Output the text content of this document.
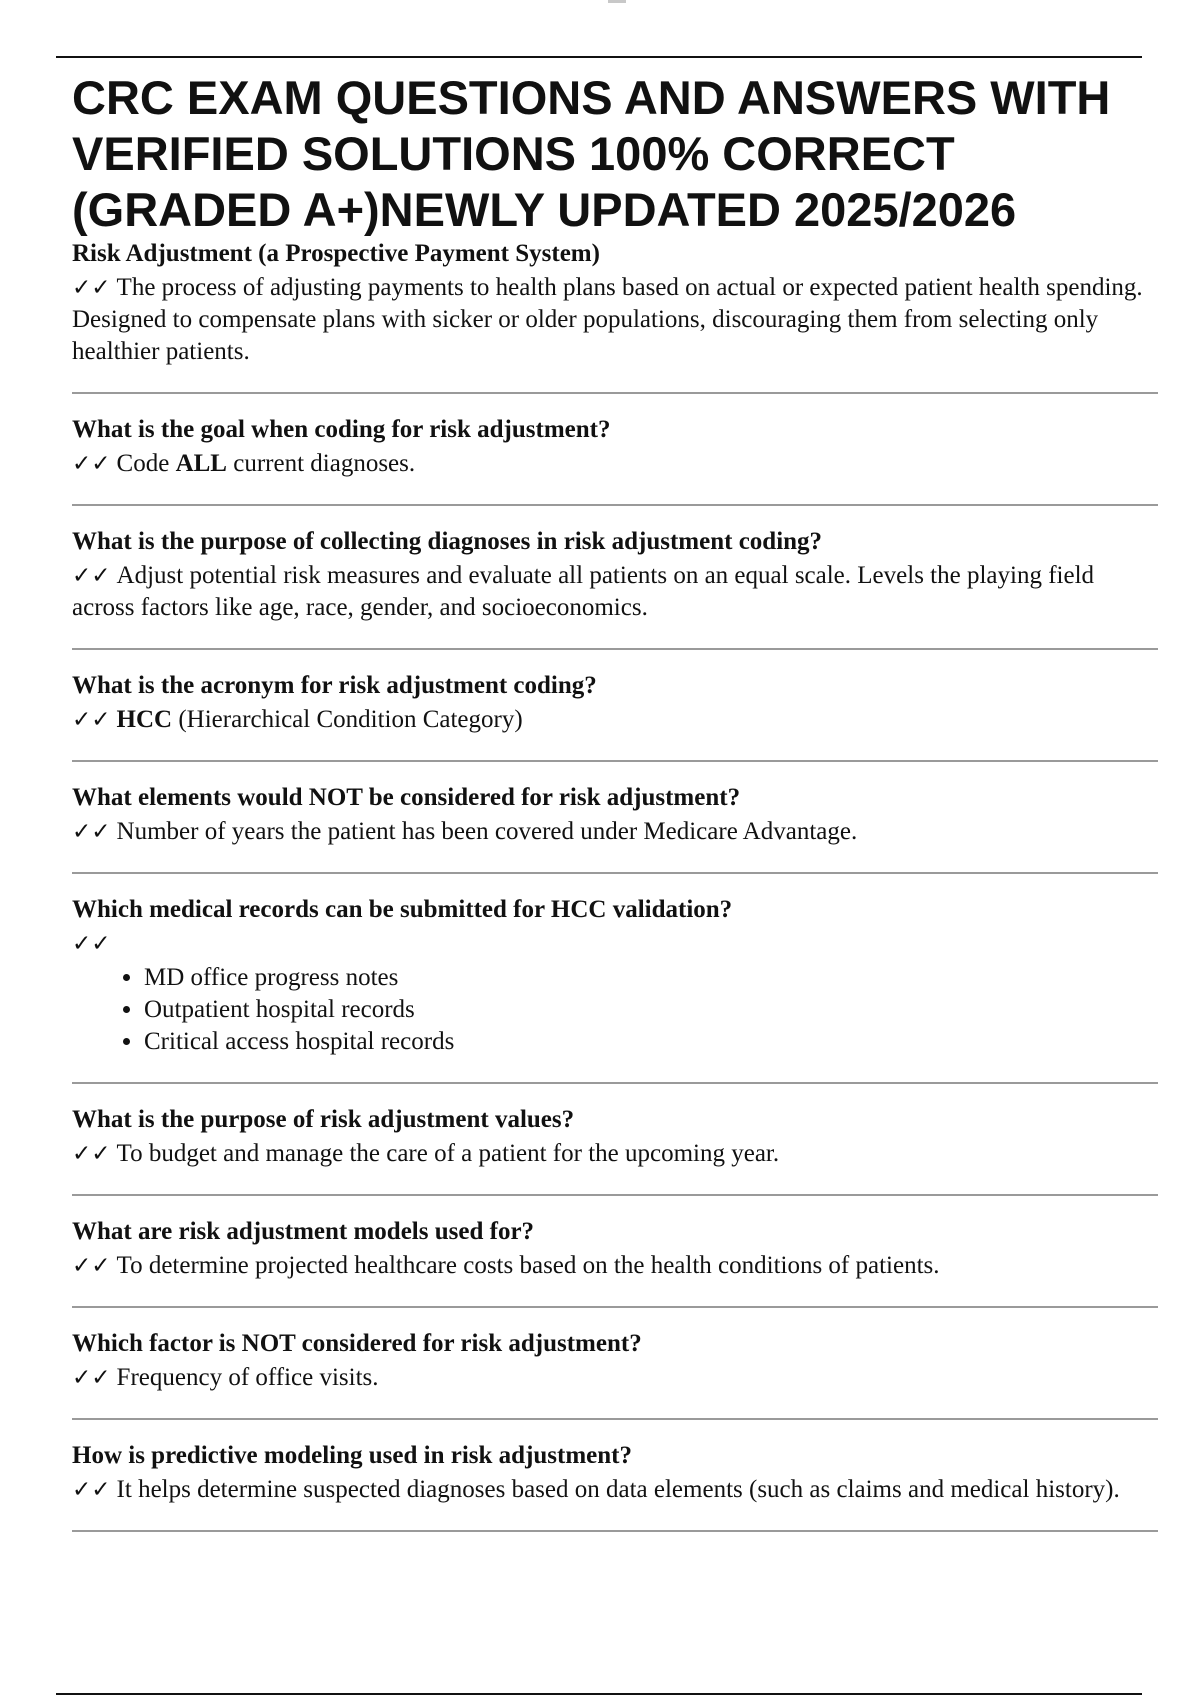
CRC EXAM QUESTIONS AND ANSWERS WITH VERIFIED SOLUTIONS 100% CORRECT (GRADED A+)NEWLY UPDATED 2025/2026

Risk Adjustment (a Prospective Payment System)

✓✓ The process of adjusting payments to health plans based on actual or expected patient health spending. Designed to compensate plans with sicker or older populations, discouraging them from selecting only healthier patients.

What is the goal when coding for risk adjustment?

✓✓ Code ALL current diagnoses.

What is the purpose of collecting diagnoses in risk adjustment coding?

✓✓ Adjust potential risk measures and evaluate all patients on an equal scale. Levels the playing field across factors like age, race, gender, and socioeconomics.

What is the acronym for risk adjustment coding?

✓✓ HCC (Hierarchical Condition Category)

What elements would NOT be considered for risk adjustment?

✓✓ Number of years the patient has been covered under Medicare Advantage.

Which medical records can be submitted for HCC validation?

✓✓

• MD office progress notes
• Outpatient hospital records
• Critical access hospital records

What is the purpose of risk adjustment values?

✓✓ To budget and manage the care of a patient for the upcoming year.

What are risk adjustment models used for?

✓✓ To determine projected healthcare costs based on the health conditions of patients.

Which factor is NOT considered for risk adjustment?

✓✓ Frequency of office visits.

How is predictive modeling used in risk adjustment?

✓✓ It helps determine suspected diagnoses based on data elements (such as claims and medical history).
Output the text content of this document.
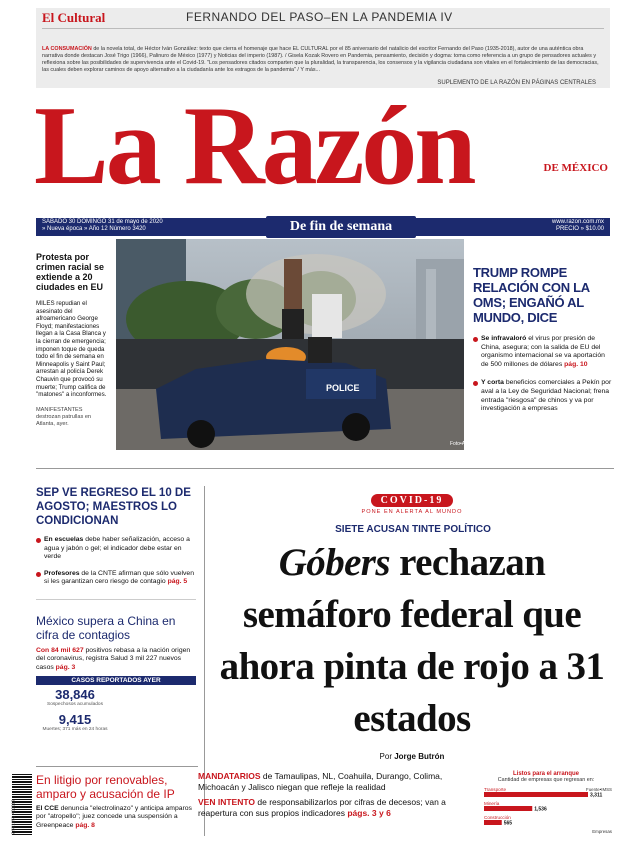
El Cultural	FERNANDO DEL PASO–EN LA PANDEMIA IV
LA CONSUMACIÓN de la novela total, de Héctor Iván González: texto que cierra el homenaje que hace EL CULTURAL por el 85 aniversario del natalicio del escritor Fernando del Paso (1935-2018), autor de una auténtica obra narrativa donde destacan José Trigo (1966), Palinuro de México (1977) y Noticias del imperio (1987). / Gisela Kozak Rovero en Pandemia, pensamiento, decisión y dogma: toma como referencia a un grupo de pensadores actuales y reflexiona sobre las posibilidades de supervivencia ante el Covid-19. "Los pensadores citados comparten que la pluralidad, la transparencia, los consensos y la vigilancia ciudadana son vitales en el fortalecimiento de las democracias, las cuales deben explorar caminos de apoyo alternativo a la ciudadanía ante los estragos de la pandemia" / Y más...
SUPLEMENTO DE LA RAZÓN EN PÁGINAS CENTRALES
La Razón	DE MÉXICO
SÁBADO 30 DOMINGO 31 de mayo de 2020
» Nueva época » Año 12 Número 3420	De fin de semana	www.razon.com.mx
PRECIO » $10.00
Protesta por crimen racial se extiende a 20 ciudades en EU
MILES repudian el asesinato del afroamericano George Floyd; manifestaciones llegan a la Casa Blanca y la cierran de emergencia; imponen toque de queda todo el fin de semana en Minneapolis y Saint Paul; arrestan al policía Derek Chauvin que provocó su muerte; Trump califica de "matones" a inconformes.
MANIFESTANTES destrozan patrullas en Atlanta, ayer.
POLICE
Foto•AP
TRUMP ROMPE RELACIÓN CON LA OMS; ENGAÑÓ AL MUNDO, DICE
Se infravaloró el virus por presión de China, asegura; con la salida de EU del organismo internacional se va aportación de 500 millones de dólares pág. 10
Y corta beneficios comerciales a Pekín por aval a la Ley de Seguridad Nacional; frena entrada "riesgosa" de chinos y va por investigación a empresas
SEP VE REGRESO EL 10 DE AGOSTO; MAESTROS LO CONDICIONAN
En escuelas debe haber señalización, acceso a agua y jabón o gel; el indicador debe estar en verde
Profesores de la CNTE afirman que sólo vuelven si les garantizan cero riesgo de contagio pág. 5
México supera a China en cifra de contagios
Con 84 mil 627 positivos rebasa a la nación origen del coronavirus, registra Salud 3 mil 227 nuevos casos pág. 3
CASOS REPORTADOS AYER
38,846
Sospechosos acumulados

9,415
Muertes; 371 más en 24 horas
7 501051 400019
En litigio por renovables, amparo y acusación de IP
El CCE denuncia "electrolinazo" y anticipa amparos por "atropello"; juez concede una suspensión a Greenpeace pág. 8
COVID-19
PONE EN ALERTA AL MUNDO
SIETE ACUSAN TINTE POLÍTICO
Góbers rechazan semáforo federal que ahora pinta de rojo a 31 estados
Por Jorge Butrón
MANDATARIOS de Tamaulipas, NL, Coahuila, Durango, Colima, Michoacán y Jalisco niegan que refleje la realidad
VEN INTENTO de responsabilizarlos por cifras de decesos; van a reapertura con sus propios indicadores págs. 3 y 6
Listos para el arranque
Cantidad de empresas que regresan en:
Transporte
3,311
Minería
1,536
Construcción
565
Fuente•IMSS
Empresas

*THE TASK*
Your reply should repeat the entries above exactly, leaving the pictures out.

*EXERCISE RESULT*
Output the text content of this document.
CRC EXAM QUESTIONS AND ANSWERS WITH VERIFIED SOLUTIONS 100% CORRECT (GRADED A+)NEWLY UPDATED 2025/2026

Risk Adjustment (a Prospective Payment System)

✓✓ The process of adjusting payments to health plans based on actual or expected patient health spending. Designed to compensate plans with sicker or older populations, discouraging them from selecting only healthier patients.

What is the goal when coding for risk adjustment?

✓✓ Code ALL current diagnoses.

What is the purpose of collecting diagnoses in risk adjustment coding?

✓✓ Adjust potential risk measures and evaluate all patients on an equal scale. Levels the playing field across factors like age, race, gender, and socioeconomics.

What is the acronym for risk adjustment coding?

✓✓ HCC (Hierarchical Condition Category)

What elements would NOT be considered for risk adjustment?

✓✓ Number of years the patient has been covered under Medicare Advantage.

Which medical records can be submitted for HCC validation?

✓✓

• MD office progress notes
• Outpatient hospital records
• Critical access hospital records

What is the purpose of risk adjustment values?

✓✓ To budget and manage the care of a patient for the upcoming year.

What are risk adjustment models used for?

✓✓ To determine projected healthcare costs based on the health conditions of patients.

Which factor is NOT considered for risk adjustment?

✓✓ Frequency of office visits.

How is predictive modeling used in risk adjustment?

✓✓ It helps determine suspected diagnoses based on data elements (such as claims and medical history).
Output the text content of this document.
El Cultural	FERNANDO DEL PASO–EN LA PANDEMIA IV
LA CONSUMACIÓN de la novela total, de Héctor Iván González: texto que cierra el homenaje que hace EL CULTURAL por el 85 aniversario del natalicio del escritor Fernando del Paso (1935-2018), autor de una auténtica obra narrativa donde destacan José Trigo (1966), Palinuro de México (1977) y Noticias del imperio (1987). / Gisela Kozak Rovero en Pandemia, pensamiento, decisión y dogma: toma como referencia a un grupo de pensadores actuales y reflexiona sobre las posibilidades de supervivencia ante el Covid-19. "Los pensadores citados comparten que la pluralidad, la transparencia, los consensos y la vigilancia ciudadana son vitales en el fortalecimiento de las democracias, las cuales deben explorar caminos de apoyo alternativo a la ciudadanía ante los estragos de la pandemia" / Y más...
SUPLEMENTO DE LA RAZÓN EN PÁGINAS CENTRALES
La Razón	DE MÉXICO
SÁBADO 30 DOMINGO 31 de mayo de 2020
» Nueva época » Año 12 Número 3420	De fin de semana	www.razon.com.mx
PRECIO » $10.00
Protesta por crimen racial se extiende a 20 ciudades en EU
MILES repudian el asesinato del afroamericano George Floyd; manifestaciones llegan a la Casa Blanca y la cierran de emergencia; imponen toque de queda todo el fin de semana en Minneapolis y Saint Paul; arrestan al policía Derek Chauvin que provocó su muerte; Trump califica de "matones" a inconformes.
MANIFESTANTES destrozan patrullas en Atlanta, ayer.
POLICE
Foto•AP
TRUMP ROMPE RELACIÓN CON LA OMS; ENGAÑÓ AL MUNDO, DICE
Se infravaloró el virus por presión de China, asegura; con la salida de EU del organismo internacional se va aportación de 500 millones de dólares pág. 10
Y corta beneficios comerciales a Pekín por aval a la Ley de Seguridad Nacional; frena entrada "riesgosa" de chinos y va por investigación a empresas
SEP VE REGRESO EL 10 DE AGOSTO; MAESTROS LO CONDICIONAN
En escuelas debe haber señalización, acceso a agua y jabón o gel; el indicador debe estar en verde
Profesores de la CNTE afirman que sólo vuelven si les garantizan cero riesgo de contagio pág. 5
México supera a China en cifra de contagios
Con 84 mil 627 positivos rebasa a la nación origen del coronavirus, registra Salud 3 mil 227 nuevos casos pág. 3
CASOS REPORTADOS AYER
38,846
Sospechosos acumulados

9,415
Muertes; 371 más en 24 horas
7 501051 400019
En litigio por renovables, amparo y acusación de IP
El CCE denuncia "electrolinazo" y anticipa amparos por "atropello"; juez concede una suspensión a Greenpeace pág. 8
COVID-19
PONE EN ALERTA AL MUNDO
SIETE ACUSAN TINTE POLÍTICO
Góbers rechazan semáforo federal que ahora pinta de rojo a 31 estados
Por Jorge Butrón
MANDATARIOS de Tamaulipas, NL, Coahuila, Durango, Colima, Michoacán y Jalisco niegan que refleje la realidad
VEN INTENTO de responsabilizarlos por cifras de decesos; van a reapertura con sus propios indicadores págs. 3 y 6
Listos para el arranque
Cantidad de empresas que regresan en:
Transporte
3,311
Minería
1,536
Construcción
565
Fuente•IMSS
Empresas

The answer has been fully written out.